**Records provided:**

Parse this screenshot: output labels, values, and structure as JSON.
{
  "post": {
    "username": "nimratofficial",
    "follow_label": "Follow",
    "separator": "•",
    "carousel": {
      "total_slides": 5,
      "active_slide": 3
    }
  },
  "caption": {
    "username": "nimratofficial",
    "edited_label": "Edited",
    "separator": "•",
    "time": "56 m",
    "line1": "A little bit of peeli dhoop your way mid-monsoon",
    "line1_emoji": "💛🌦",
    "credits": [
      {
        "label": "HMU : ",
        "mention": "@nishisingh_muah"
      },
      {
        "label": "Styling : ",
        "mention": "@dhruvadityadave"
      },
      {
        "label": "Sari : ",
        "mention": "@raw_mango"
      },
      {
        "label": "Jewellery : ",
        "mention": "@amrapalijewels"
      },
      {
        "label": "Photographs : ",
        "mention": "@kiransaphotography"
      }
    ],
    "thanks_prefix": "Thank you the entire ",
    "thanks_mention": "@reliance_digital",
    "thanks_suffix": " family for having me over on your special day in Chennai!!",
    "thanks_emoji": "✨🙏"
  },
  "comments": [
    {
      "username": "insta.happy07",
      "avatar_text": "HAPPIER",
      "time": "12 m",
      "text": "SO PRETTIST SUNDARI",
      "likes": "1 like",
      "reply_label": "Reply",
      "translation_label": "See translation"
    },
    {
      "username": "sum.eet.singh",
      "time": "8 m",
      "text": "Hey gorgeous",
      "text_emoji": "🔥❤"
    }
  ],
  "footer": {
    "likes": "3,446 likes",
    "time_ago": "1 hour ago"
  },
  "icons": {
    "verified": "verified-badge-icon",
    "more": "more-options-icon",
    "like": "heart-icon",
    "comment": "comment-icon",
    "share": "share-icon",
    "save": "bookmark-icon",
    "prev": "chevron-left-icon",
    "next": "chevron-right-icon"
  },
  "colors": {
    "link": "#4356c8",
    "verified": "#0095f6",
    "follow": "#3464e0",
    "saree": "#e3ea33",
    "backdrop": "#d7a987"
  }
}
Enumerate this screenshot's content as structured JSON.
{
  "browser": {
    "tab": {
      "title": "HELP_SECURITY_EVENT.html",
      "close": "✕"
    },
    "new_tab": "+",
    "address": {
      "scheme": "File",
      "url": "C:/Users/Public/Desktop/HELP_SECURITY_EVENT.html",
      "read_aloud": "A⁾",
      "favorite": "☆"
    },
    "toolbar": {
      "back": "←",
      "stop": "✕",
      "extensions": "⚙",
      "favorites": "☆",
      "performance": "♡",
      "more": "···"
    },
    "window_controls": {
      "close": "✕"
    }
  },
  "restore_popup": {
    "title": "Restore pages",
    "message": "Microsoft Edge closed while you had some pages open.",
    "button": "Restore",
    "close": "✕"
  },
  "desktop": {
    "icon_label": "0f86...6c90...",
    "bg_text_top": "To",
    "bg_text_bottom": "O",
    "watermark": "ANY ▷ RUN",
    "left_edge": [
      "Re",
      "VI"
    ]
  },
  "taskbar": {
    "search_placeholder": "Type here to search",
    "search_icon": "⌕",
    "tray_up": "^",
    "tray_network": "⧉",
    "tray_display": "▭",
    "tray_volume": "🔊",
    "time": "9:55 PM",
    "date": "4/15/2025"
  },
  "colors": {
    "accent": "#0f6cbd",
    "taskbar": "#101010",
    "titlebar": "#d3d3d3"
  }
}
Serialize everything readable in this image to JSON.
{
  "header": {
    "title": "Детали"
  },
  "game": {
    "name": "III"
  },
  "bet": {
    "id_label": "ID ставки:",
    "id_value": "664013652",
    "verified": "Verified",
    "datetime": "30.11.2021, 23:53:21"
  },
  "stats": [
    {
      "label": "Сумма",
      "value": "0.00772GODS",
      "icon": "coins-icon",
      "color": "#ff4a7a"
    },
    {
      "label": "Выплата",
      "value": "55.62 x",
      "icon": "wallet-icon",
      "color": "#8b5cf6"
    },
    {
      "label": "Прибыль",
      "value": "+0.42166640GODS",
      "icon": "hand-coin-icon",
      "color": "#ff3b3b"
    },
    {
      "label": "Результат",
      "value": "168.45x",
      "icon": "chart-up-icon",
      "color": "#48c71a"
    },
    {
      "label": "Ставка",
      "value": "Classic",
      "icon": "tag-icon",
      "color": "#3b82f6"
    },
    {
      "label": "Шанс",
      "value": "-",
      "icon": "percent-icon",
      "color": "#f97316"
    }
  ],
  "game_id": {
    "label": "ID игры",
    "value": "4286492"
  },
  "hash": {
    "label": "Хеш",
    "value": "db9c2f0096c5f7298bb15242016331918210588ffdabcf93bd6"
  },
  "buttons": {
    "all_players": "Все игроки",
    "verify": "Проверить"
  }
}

**Set exercise:** Using the listing, collect all lines in which the string "verified" is found.

**Response for this exercise:**
    "verified": "verified-badge-icon",
    "verified": "#0095f6",
    "verified": "Verified",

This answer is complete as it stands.